What is being asked: From the listing below, return each line that includes "company".
__________________________________________________
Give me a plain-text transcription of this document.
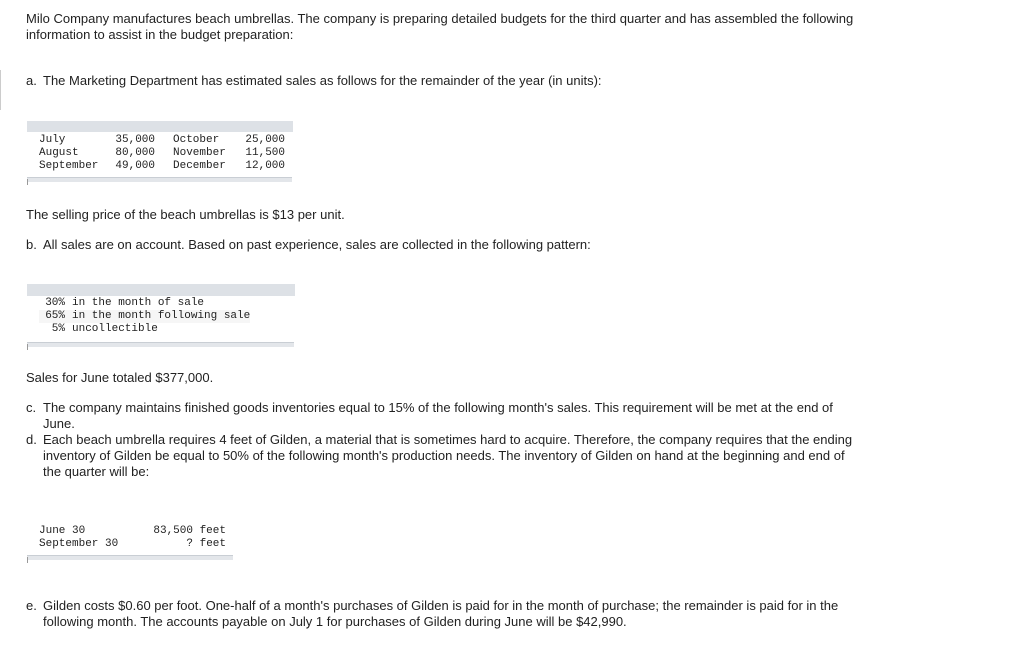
Milo Company manufactures beach umbrellas. The company is preparing detailed budgets for the third quarter and has assembled the following information to assist in the budget preparation:

a. The Marketing Department has estimated sales as follows for the remainder of the year (in units):
July	35,000		October	25,000
August	80,000		November	11,500
September	49,000		December	12,000

The selling price of the beach umbrellas is $13 per unit.

b. All sales are on account. Based on past experience, sales are collected in the following pattern:
30%	in the month of sale
65%	in the month following sale
5%	uncollectible

Sales for June totaled $377,000.

c. The company maintains finished goods inventories equal to 15% of the following month's sales. This requirement will be met at the end of June.
d. Each beach umbrella requires 4 feet of Gilden, a material that is sometimes hard to acquire. Therefore, the company requires that the ending inventory of Gilden be equal to 50% of the following month's production needs. The inventory of Gilden on hand at the beginning and end of the quarter will be:
June 30	83,500 feet
September 30	? feet
e. Gilden costs $0.60 per foot. One-half of a month's purchases of Gilden is paid for in the month of purchase; the remainder is paid for in the following month. The accounts payable on July 1 for purchases of Gilden during June will be $42,990.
__________________________________________________
Response to this task:
Milo Company manufactures beach umbrellas. The company is preparing detailed budgets for the third quarter and has assembled the following information to assist in the budget preparation:
c. The company maintains finished goods inventories equal to 15% of the following month's sales. This requirement will be met at the end of June.
d. Each beach umbrella requires 4 feet of Gilden, a material that is sometimes hard to acquire. Therefore, the company requires that the ending inventory of Gilden be equal to 50% of the following month's production needs. The inventory of Gilden on hand at the beginning and end of the quarter will be:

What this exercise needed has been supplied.